▶ THE REQUEST: Set down each entry from the block beneath, exactly as written.

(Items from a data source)
★ ★ ★ ★
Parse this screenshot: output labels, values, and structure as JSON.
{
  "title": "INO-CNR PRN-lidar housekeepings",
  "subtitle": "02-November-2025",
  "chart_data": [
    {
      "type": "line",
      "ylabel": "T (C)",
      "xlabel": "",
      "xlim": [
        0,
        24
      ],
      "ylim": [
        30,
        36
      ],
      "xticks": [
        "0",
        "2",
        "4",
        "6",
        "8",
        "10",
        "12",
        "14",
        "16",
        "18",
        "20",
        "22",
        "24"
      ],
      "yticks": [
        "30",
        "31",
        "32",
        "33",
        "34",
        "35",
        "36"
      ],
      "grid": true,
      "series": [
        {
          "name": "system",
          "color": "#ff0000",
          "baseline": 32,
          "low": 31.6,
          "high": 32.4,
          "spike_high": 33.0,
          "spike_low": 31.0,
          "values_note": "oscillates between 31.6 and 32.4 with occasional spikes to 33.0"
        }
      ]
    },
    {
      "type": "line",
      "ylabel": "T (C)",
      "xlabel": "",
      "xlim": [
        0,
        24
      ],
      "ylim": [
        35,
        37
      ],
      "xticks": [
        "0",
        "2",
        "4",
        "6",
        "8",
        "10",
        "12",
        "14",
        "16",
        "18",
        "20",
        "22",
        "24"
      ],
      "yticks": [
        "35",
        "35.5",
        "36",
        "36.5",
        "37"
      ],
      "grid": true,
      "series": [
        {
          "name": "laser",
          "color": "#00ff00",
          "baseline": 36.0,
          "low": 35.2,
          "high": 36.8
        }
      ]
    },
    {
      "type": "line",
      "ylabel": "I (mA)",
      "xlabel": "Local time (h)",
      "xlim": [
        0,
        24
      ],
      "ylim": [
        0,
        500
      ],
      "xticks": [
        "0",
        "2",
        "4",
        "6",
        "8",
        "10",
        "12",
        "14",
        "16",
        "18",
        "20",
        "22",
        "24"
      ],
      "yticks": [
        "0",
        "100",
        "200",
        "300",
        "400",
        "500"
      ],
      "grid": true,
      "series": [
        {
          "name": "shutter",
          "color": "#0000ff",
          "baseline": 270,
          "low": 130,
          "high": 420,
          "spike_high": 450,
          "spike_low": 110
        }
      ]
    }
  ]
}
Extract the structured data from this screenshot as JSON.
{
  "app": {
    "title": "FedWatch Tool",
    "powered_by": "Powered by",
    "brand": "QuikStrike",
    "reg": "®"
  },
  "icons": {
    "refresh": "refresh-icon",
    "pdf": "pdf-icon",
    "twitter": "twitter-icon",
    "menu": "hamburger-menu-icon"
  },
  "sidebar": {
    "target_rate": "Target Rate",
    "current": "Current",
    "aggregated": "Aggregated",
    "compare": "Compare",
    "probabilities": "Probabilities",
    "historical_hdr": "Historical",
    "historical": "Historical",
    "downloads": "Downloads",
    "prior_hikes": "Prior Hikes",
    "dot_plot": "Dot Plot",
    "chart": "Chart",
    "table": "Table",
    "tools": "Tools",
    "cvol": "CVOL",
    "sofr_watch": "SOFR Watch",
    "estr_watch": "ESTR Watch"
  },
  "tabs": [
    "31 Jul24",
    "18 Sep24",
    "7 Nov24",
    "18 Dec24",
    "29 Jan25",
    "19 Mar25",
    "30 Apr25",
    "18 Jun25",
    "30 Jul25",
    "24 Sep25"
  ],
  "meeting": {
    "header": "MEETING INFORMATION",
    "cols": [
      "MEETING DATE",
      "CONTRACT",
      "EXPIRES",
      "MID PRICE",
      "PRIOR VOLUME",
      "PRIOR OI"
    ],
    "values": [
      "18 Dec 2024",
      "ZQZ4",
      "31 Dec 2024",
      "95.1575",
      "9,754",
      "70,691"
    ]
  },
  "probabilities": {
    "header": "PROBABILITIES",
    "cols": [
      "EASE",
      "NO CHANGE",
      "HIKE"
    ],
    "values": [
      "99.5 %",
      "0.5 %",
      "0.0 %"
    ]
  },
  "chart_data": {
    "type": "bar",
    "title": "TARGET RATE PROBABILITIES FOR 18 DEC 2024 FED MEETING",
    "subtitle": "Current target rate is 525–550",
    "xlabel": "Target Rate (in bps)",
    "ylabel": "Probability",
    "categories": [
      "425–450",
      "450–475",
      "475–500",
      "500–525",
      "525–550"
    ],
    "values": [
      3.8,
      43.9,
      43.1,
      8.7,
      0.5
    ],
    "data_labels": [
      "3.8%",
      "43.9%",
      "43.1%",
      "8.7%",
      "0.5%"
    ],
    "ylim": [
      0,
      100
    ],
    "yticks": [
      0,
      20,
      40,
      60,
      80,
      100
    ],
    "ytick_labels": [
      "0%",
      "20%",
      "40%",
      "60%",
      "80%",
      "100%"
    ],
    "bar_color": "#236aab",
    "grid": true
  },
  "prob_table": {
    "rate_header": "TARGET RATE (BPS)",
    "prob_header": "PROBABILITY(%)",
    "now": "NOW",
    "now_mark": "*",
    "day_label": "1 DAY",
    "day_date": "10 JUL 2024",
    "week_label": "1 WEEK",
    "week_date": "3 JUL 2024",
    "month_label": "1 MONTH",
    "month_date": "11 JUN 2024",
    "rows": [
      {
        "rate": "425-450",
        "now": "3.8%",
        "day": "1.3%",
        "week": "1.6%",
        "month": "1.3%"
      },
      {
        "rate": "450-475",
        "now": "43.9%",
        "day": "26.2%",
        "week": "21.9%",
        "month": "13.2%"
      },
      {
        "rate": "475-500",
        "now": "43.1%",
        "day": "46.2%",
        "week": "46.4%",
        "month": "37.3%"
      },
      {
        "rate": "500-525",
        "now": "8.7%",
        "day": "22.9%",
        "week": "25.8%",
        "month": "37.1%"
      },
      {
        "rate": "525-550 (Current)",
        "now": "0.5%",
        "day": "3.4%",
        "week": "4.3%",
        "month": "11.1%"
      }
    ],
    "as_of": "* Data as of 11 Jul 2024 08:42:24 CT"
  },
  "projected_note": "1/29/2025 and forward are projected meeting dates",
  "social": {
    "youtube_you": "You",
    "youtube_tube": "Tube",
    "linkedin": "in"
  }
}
★ ★ ★ ★
▶ TASK OUTPUT:
Parse this screenshot: output labels, values, and structure as JSON.
{
  "title": "INO-CNR PRN-lidar housekeepings",
  "subtitle": "02-November-2025",
  "chart_data": [
    {
      "type": "line",
      "ylabel": "T (C)",
      "xlabel": "",
      "xlim": [
        0,
        24
      ],
      "ylim": [
        30,
        36
      ],
      "xticks": [
        "0",
        "2",
        "4",
        "6",
        "8",
        "10",
        "12",
        "14",
        "16",
        "18",
        "20",
        "22",
        "24"
      ],
      "yticks": [
        "30",
        "31",
        "32",
        "33",
        "34",
        "35",
        "36"
      ],
      "grid": true,
      "series": [
        {
          "name": "system",
          "color": "#ff0000",
          "baseline": 32,
          "low": 31.6,
          "high": 32.4,
          "spike_high": 33.0,
          "spike_low": 31.0,
          "values_note": "oscillates between 31.6 and 32.4 with occasional spikes to 33.0"
        }
      ]
    },
    {
      "type": "line",
      "ylabel": "T (C)",
      "xlabel": "",
      "xlim": [
        0,
        24
      ],
      "ylim": [
        35,
        37
      ],
      "xticks": [
        "0",
        "2",
        "4",
        "6",
        "8",
        "10",
        "12",
        "14",
        "16",
        "18",
        "20",
        "22",
        "24"
      ],
      "yticks": [
        "35",
        "35.5",
        "36",
        "36.5",
        "37"
      ],
      "grid": true,
      "series": [
        {
          "name": "laser",
          "color": "#00ff00",
          "baseline": 36.0,
          "low": 35.2,
          "high": 36.8
        }
      ]
    },
    {
      "type": "line",
      "ylabel": "I (mA)",
      "xlabel": "Local time (h)",
      "xlim": [
        0,
        24
      ],
      "ylim": [
        0,
        500
      ],
      "xticks": [
        "0",
        "2",
        "4",
        "6",
        "8",
        "10",
        "12",
        "14",
        "16",
        "18",
        "20",
        "22",
        "24"
      ],
      "yticks": [
        "0",
        "100",
        "200",
        "300",
        "400",
        "500"
      ],
      "grid": true,
      "series": [
        {
          "name": "shutter",
          "color": "#0000ff",
          "baseline": 270,
          "low": 130,
          "high": 420,
          "spike_high": 450,
          "spike_low": 110
        }
      ]
    }
  ]
}
Extract the structured data from this screenshot as JSON.
{
  "app": {
    "title": "FedWatch Tool",
    "powered_by": "Powered by",
    "brand": "QuikStrike",
    "reg": "®"
  },
  "icons": {
    "refresh": "refresh-icon",
    "pdf": "pdf-icon",
    "twitter": "twitter-icon",
    "menu": "hamburger-menu-icon"
  },
  "sidebar": {
    "target_rate": "Target Rate",
    "current": "Current",
    "aggregated": "Aggregated",
    "compare": "Compare",
    "probabilities": "Probabilities",
    "historical_hdr": "Historical",
    "historical": "Historical",
    "downloads": "Downloads",
    "prior_hikes": "Prior Hikes",
    "dot_plot": "Dot Plot",
    "chart": "Chart",
    "table": "Table",
    "tools": "Tools",
    "cvol": "CVOL",
    "sofr_watch": "SOFR Watch",
    "estr_watch": "ESTR Watch"
  },
  "tabs": [
    "31 Jul24",
    "18 Sep24",
    "7 Nov24",
    "18 Dec24",
    "29 Jan25",
    "19 Mar25",
    "30 Apr25",
    "18 Jun25",
    "30 Jul25",
    "24 Sep25"
  ],
  "meeting": {
    "header": "MEETING INFORMATION",
    "cols": [
      "MEETING DATE",
      "CONTRACT",
      "EXPIRES",
      "MID PRICE",
      "PRIOR VOLUME",
      "PRIOR OI"
    ],
    "values": [
      "18 Dec 2024",
      "ZQZ4",
      "31 Dec 2024",
      "95.1575",
      "9,754",
      "70,691"
    ]
  },
  "probabilities": {
    "header": "PROBABILITIES",
    "cols": [
      "EASE",
      "NO CHANGE",
      "HIKE"
    ],
    "values": [
      "99.5 %",
      "0.5 %",
      "0.0 %"
    ]
  },
  "chart_data": {
    "type": "bar",
    "title": "TARGET RATE PROBABILITIES FOR 18 DEC 2024 FED MEETING",
    "subtitle": "Current target rate is 525–550",
    "xlabel": "Target Rate (in bps)",
    "ylabel": "Probability",
    "categories": [
      "425–450",
      "450–475",
      "475–500",
      "500–525",
      "525–550"
    ],
    "values": [
      3.8,
      43.9,
      43.1,
      8.7,
      0.5
    ],
    "data_labels": [
      "3.8%",
      "43.9%",
      "43.1%",
      "8.7%",
      "0.5%"
    ],
    "ylim": [
      0,
      100
    ],
    "yticks": [
      0,
      20,
      40,
      60,
      80,
      100
    ],
    "ytick_labels": [
      "0%",
      "20%",
      "40%",
      "60%",
      "80%",
      "100%"
    ],
    "bar_color": "#236aab",
    "grid": true
  },
  "prob_table": {
    "rate_header": "TARGET RATE (BPS)",
    "prob_header": "PROBABILITY(%)",
    "now": "NOW",
    "now_mark": "*",
    "day_label": "1 DAY",
    "day_date": "10 JUL 2024",
    "week_label": "1 WEEK",
    "week_date": "3 JUL 2024",
    "month_label": "1 MONTH",
    "month_date": "11 JUN 2024",
    "rows": [
      {
        "rate": "425-450",
        "now": "3.8%",
        "day": "1.3%",
        "week": "1.6%",
        "month": "1.3%"
      },
      {
        "rate": "450-475",
        "now": "43.9%",
        "day": "26.2%",
        "week": "21.9%",
        "month": "13.2%"
      },
      {
        "rate": "475-500",
        "now": "43.1%",
        "day": "46.2%",
        "week": "46.4%",
        "month": "37.3%"
      },
      {
        "rate": "500-525",
        "now": "8.7%",
        "day": "22.9%",
        "week": "25.8%",
        "month": "37.1%"
      },
      {
        "rate": "525-550 (Current)",
        "now": "0.5%",
        "day": "3.4%",
        "week": "4.3%",
        "month": "11.1%"
      }
    ],
    "as_of": "* Data as of 11 Jul 2024 08:42:24 CT"
  },
  "projected_note": "1/29/2025 and forward are projected meeting dates",
  "social": {
    "youtube_you": "You",
    "youtube_tube": "Tube",
    "linkedin": "in"
  }
}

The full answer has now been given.